Take every line from the material that has the word "osoitteeksi" in it.
--- Start of Materials provided ---
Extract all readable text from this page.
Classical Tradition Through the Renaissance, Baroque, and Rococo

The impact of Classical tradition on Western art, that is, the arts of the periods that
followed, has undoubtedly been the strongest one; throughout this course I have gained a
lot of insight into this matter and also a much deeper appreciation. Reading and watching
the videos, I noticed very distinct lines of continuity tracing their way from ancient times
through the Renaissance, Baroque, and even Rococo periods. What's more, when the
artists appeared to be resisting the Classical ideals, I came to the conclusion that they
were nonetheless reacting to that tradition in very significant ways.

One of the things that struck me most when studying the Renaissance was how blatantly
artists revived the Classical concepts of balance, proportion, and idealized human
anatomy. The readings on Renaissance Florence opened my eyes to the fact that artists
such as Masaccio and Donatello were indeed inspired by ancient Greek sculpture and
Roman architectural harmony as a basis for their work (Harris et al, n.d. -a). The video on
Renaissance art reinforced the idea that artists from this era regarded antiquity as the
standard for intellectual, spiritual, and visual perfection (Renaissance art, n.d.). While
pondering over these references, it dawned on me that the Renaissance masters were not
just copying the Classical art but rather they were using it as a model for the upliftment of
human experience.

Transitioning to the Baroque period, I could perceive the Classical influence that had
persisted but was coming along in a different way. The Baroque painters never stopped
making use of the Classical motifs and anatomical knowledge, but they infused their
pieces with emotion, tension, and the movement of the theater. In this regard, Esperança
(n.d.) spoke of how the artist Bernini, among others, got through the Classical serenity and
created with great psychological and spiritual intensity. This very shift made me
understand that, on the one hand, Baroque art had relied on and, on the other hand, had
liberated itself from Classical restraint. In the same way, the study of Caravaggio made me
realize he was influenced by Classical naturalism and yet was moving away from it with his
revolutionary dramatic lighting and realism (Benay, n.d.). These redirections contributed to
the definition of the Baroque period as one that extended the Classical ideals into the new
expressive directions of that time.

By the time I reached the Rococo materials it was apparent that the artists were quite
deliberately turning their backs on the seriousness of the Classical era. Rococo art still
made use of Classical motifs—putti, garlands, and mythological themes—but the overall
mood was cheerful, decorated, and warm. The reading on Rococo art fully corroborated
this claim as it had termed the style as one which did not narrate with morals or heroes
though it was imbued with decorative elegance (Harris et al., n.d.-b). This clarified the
--- End of Materials provided ---
--- Start of Materials provided ---
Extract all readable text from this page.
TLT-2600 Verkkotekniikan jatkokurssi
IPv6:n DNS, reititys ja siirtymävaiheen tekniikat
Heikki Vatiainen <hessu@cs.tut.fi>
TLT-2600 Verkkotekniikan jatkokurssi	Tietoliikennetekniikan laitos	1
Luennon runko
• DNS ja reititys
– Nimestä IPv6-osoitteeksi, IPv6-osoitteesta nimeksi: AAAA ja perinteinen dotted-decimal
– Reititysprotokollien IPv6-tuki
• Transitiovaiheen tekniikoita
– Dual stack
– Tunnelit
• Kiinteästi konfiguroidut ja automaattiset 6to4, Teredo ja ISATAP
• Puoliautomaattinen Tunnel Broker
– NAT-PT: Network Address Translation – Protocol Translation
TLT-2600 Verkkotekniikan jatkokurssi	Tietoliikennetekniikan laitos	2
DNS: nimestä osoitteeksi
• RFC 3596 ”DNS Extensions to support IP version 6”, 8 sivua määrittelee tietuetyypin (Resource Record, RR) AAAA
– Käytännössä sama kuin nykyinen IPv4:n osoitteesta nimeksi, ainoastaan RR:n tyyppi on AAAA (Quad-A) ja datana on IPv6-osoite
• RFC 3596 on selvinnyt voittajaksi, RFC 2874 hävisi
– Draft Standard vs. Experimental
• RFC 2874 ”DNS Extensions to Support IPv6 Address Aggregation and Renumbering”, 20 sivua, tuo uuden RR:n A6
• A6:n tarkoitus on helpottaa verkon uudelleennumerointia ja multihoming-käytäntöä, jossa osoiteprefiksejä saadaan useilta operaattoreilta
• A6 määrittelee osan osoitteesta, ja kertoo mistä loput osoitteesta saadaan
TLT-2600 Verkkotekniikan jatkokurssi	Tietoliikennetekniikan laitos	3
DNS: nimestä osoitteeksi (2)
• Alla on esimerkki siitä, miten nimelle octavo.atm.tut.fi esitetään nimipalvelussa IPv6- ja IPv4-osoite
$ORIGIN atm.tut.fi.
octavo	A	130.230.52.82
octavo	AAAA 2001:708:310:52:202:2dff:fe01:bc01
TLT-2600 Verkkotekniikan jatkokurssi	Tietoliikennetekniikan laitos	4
--- End of Materials provided ---
■ Correct result:
– Nimestä IPv6-osoitteeksi, IPv6-osoitteesta nimeksi: AAAA ja perinteinen dotted-decimal
DNS: nimestä osoitteeksi
DNS: nimestä osoitteeksi (2)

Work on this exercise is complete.